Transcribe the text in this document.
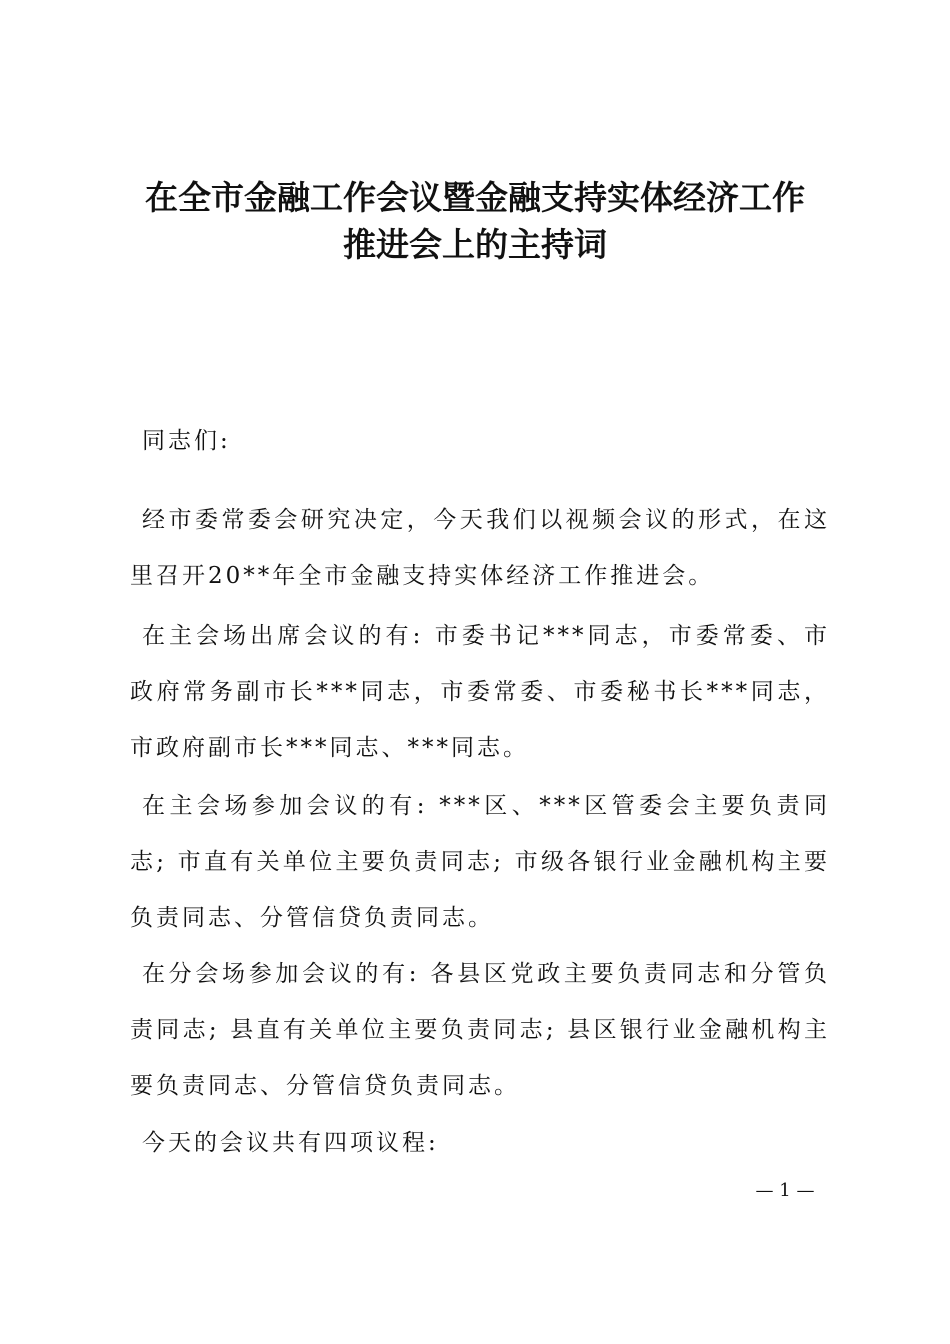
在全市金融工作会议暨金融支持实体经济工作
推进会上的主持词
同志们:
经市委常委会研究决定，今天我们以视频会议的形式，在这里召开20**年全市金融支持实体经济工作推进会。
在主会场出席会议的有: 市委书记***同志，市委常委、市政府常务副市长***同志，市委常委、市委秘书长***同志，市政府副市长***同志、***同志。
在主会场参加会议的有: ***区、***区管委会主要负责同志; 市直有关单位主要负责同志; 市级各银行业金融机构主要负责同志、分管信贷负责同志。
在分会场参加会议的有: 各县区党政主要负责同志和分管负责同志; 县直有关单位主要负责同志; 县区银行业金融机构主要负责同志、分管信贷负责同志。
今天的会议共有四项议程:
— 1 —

════

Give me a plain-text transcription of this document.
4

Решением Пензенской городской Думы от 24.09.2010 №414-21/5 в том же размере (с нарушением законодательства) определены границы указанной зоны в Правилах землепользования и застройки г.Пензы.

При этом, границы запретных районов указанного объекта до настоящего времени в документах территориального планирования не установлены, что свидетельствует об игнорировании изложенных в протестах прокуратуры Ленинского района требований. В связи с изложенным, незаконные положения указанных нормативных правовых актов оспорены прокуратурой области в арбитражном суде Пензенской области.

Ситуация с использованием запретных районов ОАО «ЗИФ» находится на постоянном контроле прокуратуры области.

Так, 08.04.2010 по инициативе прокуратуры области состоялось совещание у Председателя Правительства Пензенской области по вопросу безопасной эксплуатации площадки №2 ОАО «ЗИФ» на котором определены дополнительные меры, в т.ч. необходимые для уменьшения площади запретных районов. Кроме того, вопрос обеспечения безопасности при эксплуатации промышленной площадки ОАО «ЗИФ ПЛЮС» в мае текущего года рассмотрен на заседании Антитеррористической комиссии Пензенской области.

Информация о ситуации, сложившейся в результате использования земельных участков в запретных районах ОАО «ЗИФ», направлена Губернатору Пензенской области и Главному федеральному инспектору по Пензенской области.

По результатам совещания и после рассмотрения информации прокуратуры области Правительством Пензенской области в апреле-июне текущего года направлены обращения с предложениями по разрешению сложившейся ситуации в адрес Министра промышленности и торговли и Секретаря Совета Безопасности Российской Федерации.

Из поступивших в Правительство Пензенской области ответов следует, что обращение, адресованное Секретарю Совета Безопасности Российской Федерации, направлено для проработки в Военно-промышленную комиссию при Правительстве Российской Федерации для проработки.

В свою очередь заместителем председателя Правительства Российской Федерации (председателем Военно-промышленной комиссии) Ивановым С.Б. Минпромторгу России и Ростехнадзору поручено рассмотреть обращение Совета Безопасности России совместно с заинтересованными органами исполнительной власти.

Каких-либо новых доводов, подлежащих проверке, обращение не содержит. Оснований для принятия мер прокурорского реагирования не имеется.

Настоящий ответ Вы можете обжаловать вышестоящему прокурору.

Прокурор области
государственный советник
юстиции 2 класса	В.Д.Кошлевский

════

STATED PROBLEM: Write only the number of lines in the records that include the word "ситуации".

FULL OUTPUT: 2